Article:

A prominent and leading consumer products company in the FMCG industry had flat top-line growth in GCC. The global management was unhappy with the business stagnation for nearly a decade. As part of the leadership team, I led the company's turnaround to double-digit growth in the top and bottom lines.

BACKGROUND
The business had healthy profit margins behind years of cost-cutting and regular price increases. In those days, the oil prices were down ($20/barrel), and there was economic crisis. The prices of the company products were high and becoming uncompetitive, especially in consideration of the purchasing power of the people. The challenge was that any value correction would mean lower profitability, which was unacceptable. On top, the global initiatives took time to reach GCC markets, the distribution markup was relatively high, and the team had to resolve to slash marketing and promotional budgets to meet profit targets. The organization's mindset was on 'profits' at the expense of growth.

Task A: In the turnaround case, render this sentence in Spanish: "The organization's mindset was on 'profits' at the expense of growth."
Task B: According to the turnaround case, what was the price of oil per barrel at that time?

Material provided:
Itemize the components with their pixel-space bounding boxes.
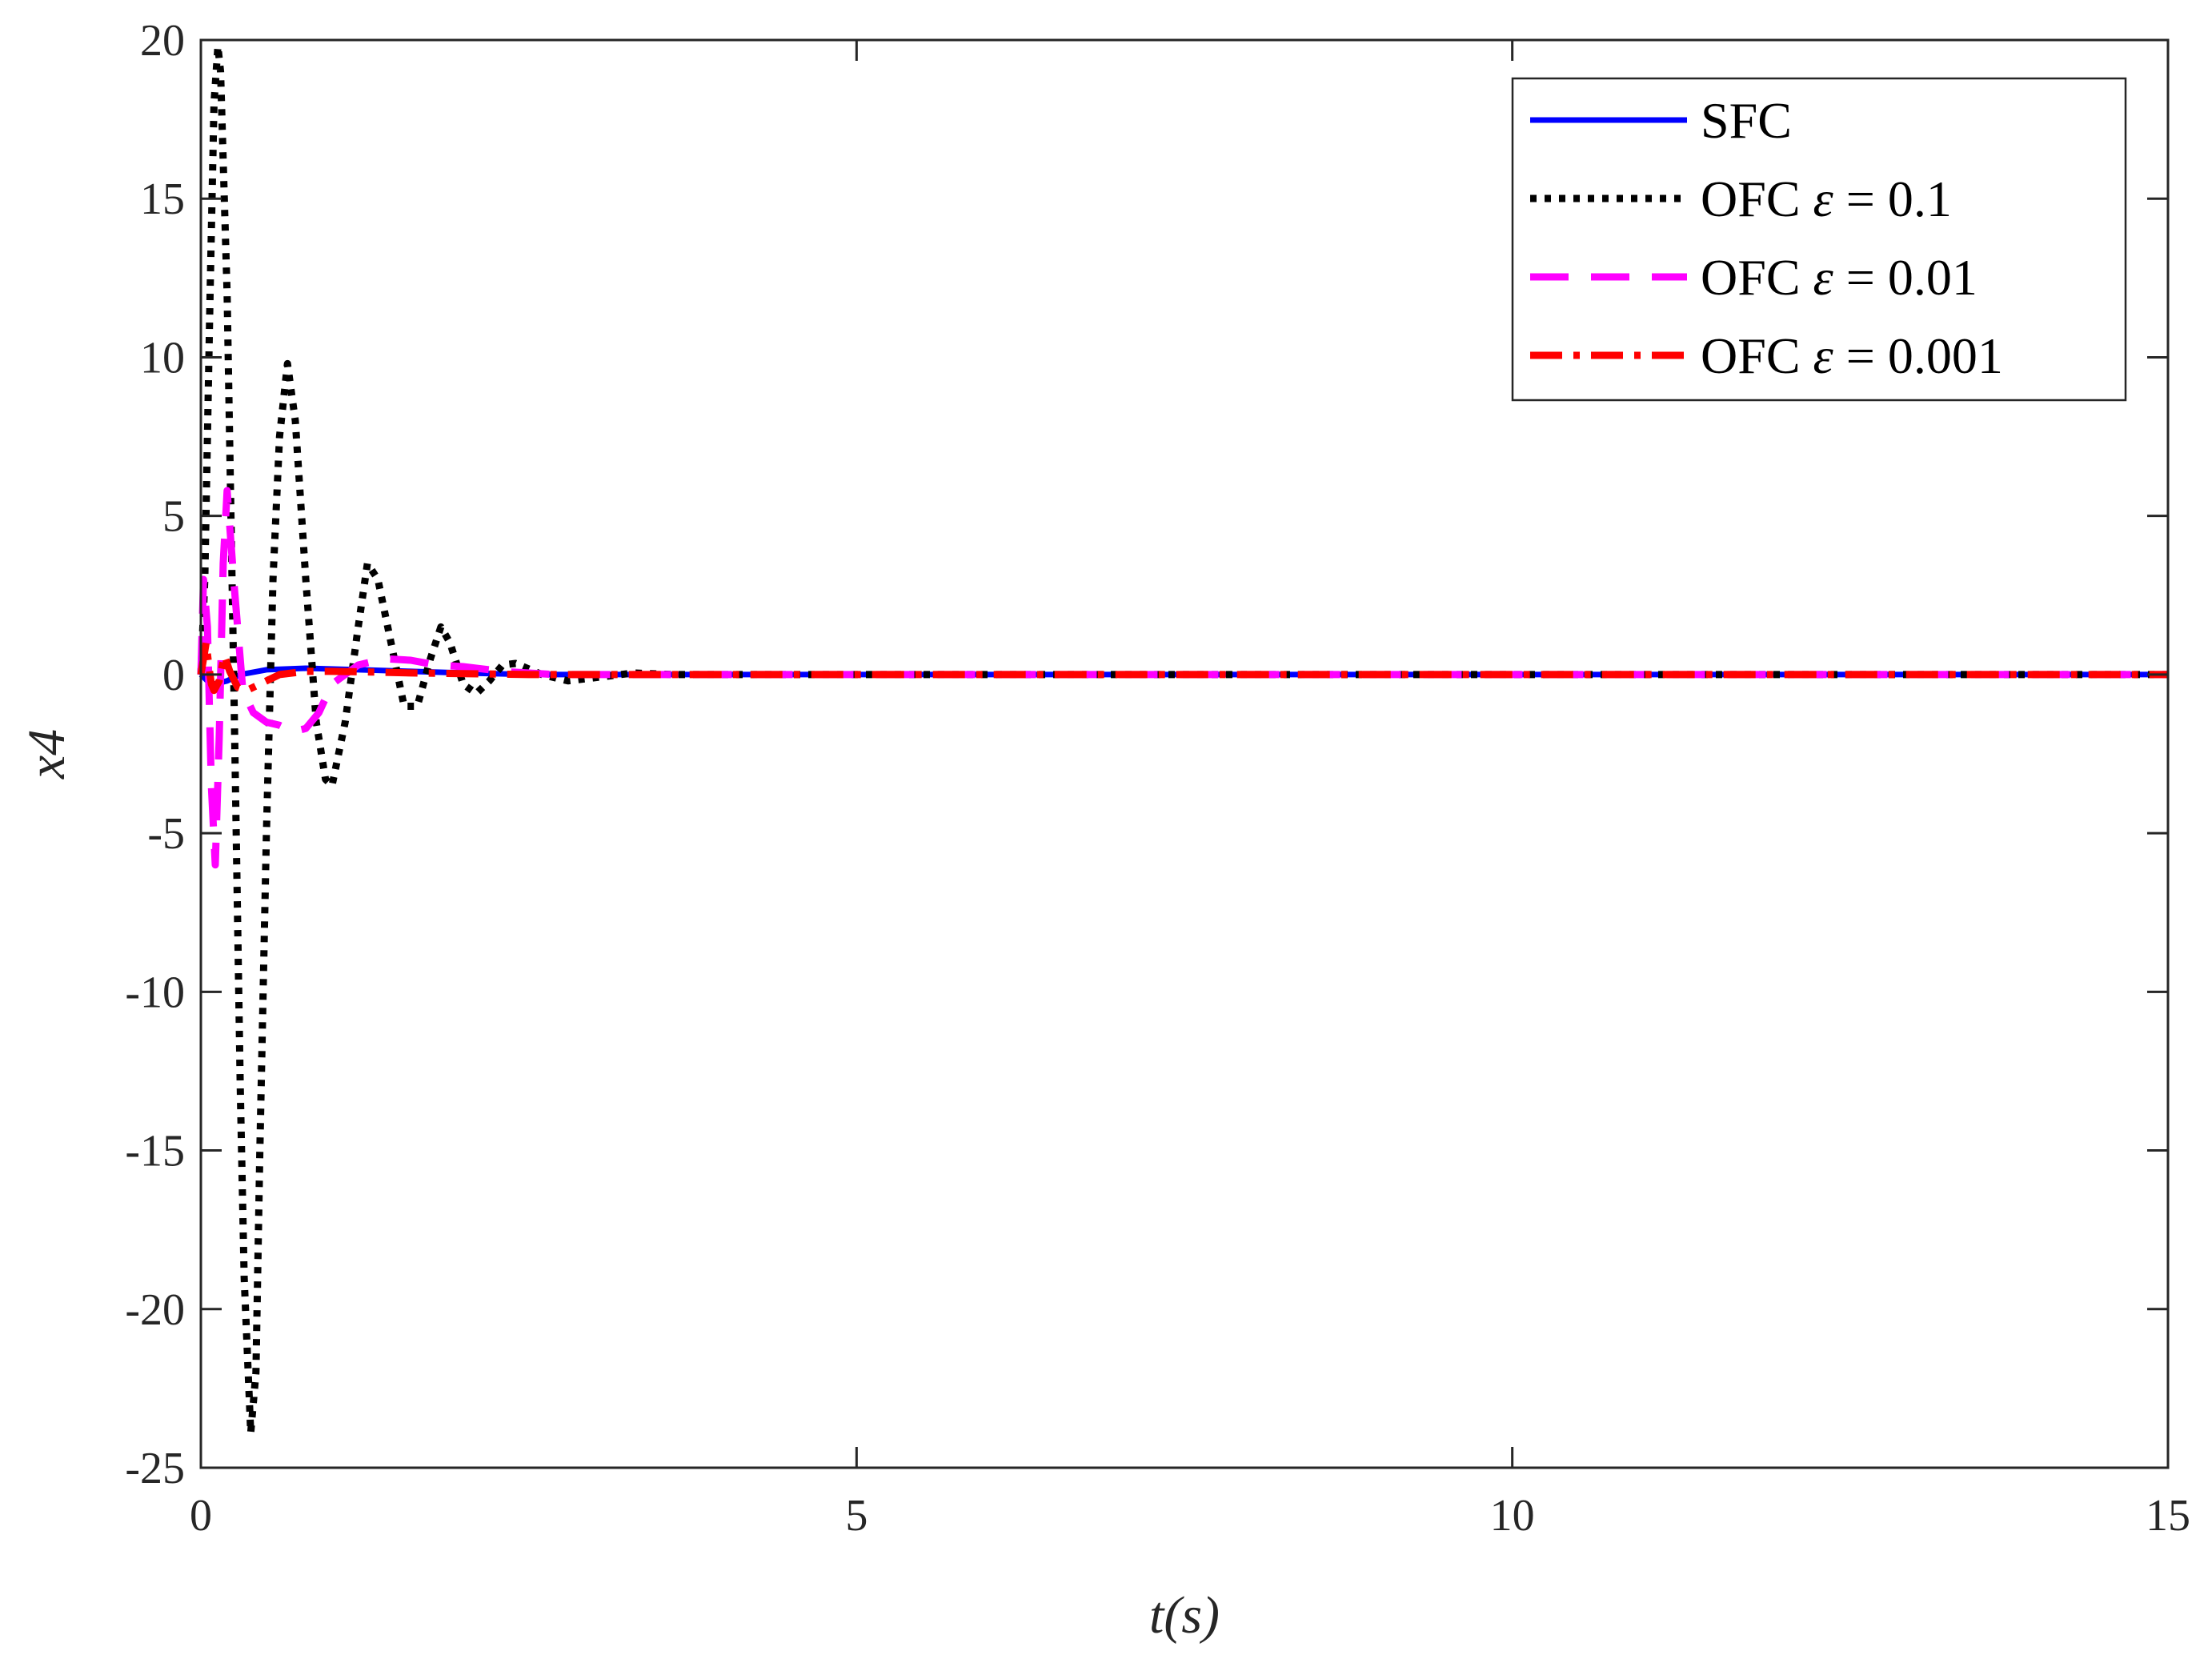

Exercise output A: La mentalidad de la organización estaba centrada en las 'ganancias' a costa del crecimiento.

Exercise output B: $20 per barrel.